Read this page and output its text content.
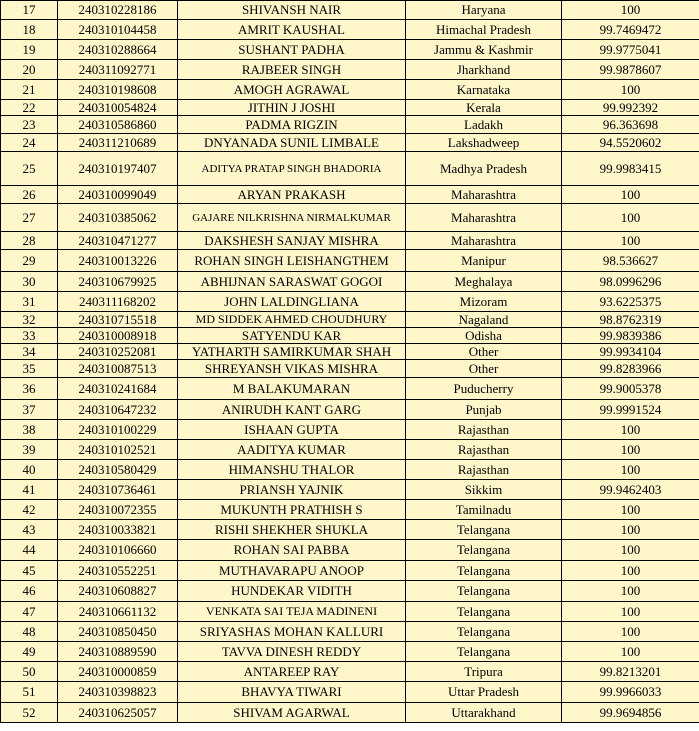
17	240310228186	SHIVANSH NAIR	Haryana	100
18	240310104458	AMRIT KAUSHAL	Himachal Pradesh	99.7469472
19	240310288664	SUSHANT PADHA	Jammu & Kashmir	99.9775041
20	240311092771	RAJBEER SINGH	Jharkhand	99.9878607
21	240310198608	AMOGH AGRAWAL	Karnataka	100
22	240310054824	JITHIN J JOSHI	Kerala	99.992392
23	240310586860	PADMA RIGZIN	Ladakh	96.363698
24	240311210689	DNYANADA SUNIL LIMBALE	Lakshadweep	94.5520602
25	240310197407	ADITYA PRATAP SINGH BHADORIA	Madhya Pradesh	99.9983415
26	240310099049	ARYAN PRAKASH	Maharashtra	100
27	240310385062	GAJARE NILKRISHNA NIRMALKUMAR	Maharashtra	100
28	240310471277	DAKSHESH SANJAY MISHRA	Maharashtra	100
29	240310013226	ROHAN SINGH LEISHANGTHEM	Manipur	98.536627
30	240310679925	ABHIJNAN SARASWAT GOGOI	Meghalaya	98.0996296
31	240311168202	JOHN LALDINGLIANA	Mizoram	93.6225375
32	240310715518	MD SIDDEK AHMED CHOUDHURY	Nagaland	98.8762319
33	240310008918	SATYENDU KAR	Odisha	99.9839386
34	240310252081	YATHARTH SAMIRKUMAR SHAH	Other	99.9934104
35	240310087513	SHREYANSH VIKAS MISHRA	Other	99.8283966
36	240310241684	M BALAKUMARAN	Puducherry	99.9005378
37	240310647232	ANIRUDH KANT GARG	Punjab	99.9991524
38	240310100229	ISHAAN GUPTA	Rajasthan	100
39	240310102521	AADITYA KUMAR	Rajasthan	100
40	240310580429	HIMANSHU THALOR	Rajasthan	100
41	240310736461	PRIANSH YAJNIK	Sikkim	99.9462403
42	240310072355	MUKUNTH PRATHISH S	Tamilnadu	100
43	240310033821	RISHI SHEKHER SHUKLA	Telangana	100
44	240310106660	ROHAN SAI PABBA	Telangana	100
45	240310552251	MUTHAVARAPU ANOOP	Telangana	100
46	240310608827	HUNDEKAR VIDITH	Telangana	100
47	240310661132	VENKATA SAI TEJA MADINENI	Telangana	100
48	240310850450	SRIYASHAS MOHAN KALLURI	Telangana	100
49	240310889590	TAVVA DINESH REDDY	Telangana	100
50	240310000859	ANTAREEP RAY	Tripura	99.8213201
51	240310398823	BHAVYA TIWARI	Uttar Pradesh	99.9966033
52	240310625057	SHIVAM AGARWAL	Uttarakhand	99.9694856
------------------------
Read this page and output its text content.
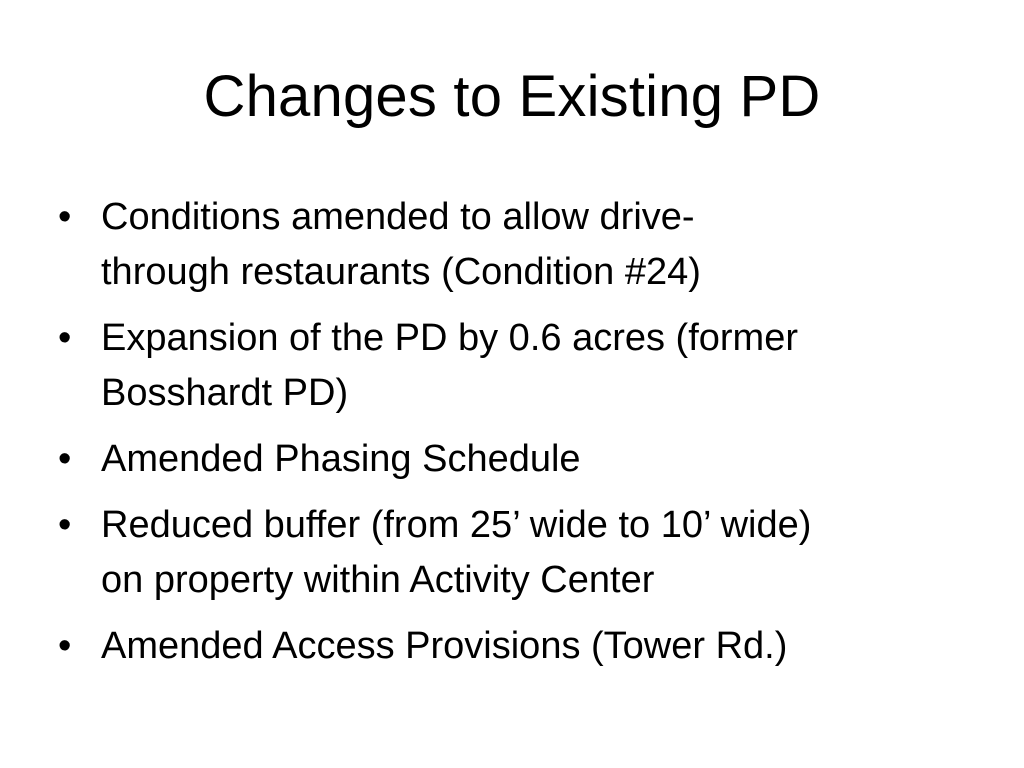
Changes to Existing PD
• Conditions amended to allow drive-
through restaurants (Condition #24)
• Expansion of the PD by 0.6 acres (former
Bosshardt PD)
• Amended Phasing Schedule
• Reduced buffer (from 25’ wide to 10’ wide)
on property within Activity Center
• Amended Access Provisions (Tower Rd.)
------------------------
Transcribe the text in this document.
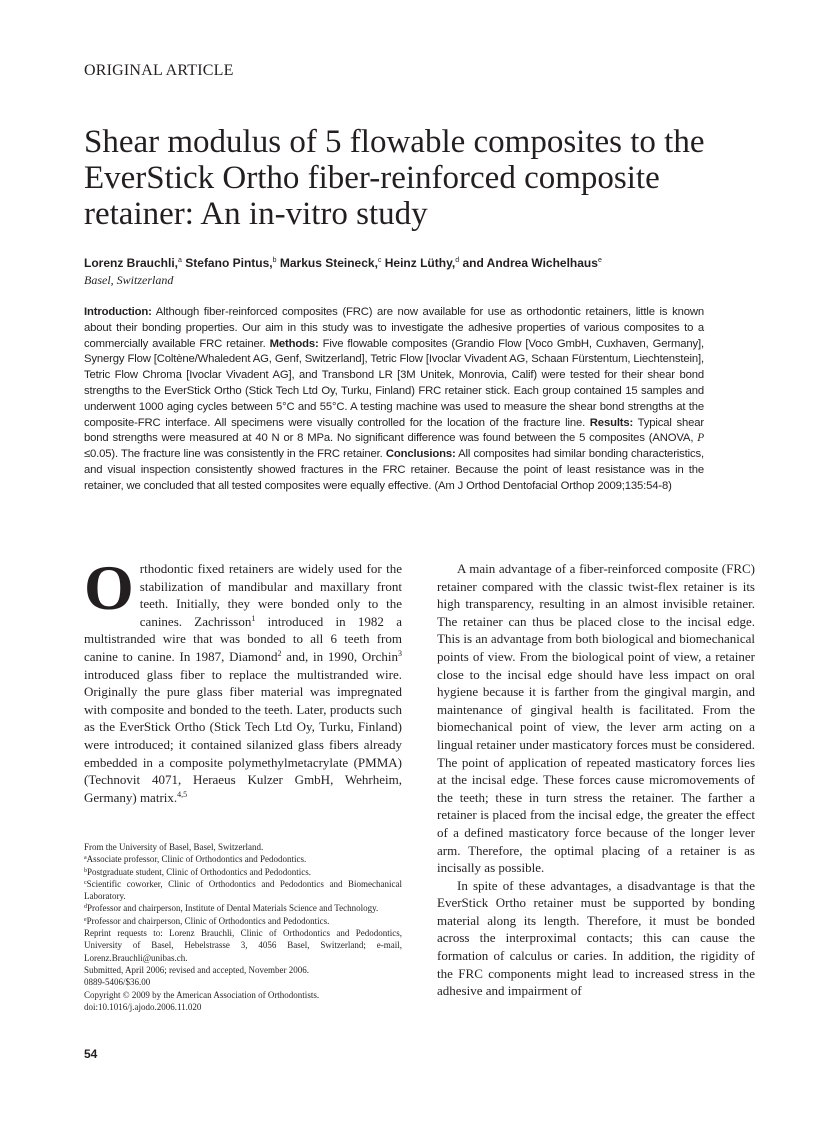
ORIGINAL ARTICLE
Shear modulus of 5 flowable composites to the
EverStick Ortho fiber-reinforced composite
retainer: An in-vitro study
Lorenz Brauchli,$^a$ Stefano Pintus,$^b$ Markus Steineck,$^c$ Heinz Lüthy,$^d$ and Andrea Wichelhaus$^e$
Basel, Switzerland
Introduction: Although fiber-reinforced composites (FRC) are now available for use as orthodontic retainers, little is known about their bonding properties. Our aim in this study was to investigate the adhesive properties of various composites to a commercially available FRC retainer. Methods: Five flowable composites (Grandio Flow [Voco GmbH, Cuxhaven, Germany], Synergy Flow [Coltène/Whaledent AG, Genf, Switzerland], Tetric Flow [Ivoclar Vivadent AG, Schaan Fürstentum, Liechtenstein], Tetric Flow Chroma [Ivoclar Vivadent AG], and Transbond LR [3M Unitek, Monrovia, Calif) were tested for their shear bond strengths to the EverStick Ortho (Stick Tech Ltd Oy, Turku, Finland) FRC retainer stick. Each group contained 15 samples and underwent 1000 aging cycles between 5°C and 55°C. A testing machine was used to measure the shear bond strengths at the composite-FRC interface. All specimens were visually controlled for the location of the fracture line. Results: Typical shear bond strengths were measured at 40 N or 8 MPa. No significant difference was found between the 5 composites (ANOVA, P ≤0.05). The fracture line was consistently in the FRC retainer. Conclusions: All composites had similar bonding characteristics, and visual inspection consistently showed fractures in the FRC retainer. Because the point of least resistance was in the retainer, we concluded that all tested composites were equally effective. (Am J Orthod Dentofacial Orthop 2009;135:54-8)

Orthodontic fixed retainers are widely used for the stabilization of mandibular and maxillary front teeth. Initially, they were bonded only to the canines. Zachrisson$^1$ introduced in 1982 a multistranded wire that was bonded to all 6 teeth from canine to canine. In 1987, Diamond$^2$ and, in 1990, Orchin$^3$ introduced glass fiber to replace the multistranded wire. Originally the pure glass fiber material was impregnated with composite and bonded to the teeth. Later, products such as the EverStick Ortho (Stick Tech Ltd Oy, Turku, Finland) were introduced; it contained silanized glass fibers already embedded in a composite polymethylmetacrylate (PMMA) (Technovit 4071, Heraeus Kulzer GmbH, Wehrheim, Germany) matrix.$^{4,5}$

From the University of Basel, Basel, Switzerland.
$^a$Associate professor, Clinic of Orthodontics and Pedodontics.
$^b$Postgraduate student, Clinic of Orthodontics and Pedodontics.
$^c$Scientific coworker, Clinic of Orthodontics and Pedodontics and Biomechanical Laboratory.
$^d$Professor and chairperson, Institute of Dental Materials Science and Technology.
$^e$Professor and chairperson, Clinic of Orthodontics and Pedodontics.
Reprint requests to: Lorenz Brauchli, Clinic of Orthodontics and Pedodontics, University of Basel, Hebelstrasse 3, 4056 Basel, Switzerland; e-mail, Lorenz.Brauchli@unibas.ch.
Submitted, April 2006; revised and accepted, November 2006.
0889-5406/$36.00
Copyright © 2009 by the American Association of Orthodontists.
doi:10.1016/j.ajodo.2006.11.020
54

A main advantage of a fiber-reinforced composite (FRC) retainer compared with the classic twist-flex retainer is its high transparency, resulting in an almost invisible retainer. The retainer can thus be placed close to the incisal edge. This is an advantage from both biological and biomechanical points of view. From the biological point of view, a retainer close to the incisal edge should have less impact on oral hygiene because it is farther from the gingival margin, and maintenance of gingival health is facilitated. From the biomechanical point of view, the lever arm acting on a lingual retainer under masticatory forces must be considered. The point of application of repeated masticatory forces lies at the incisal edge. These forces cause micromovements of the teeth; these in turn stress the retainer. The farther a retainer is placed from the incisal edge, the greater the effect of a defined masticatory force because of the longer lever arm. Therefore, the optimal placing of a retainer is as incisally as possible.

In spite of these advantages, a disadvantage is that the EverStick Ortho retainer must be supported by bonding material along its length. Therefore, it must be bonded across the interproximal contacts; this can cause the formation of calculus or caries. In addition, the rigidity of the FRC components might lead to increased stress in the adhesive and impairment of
------------------------
Copy each line above that contains the string "Telangana".

43	240310033821	RISHI SHEKHER SHUKLA	Telangana	100
44	240310106660	ROHAN SAI PABBA	Telangana	100
45	240310552251	MUTHAVARAPU ANOOP	Telangana	100
46	240310608827	HUNDEKAR VIDITH	Telangana	100
47	240310661132	VENKATA SAI TEJA MADINENI	Telangana	100
48	240310850450	SRIYASHAS MOHAN KALLURI	Telangana	100
49	240310889590	TAVVA DINESH REDDY	Telangana	100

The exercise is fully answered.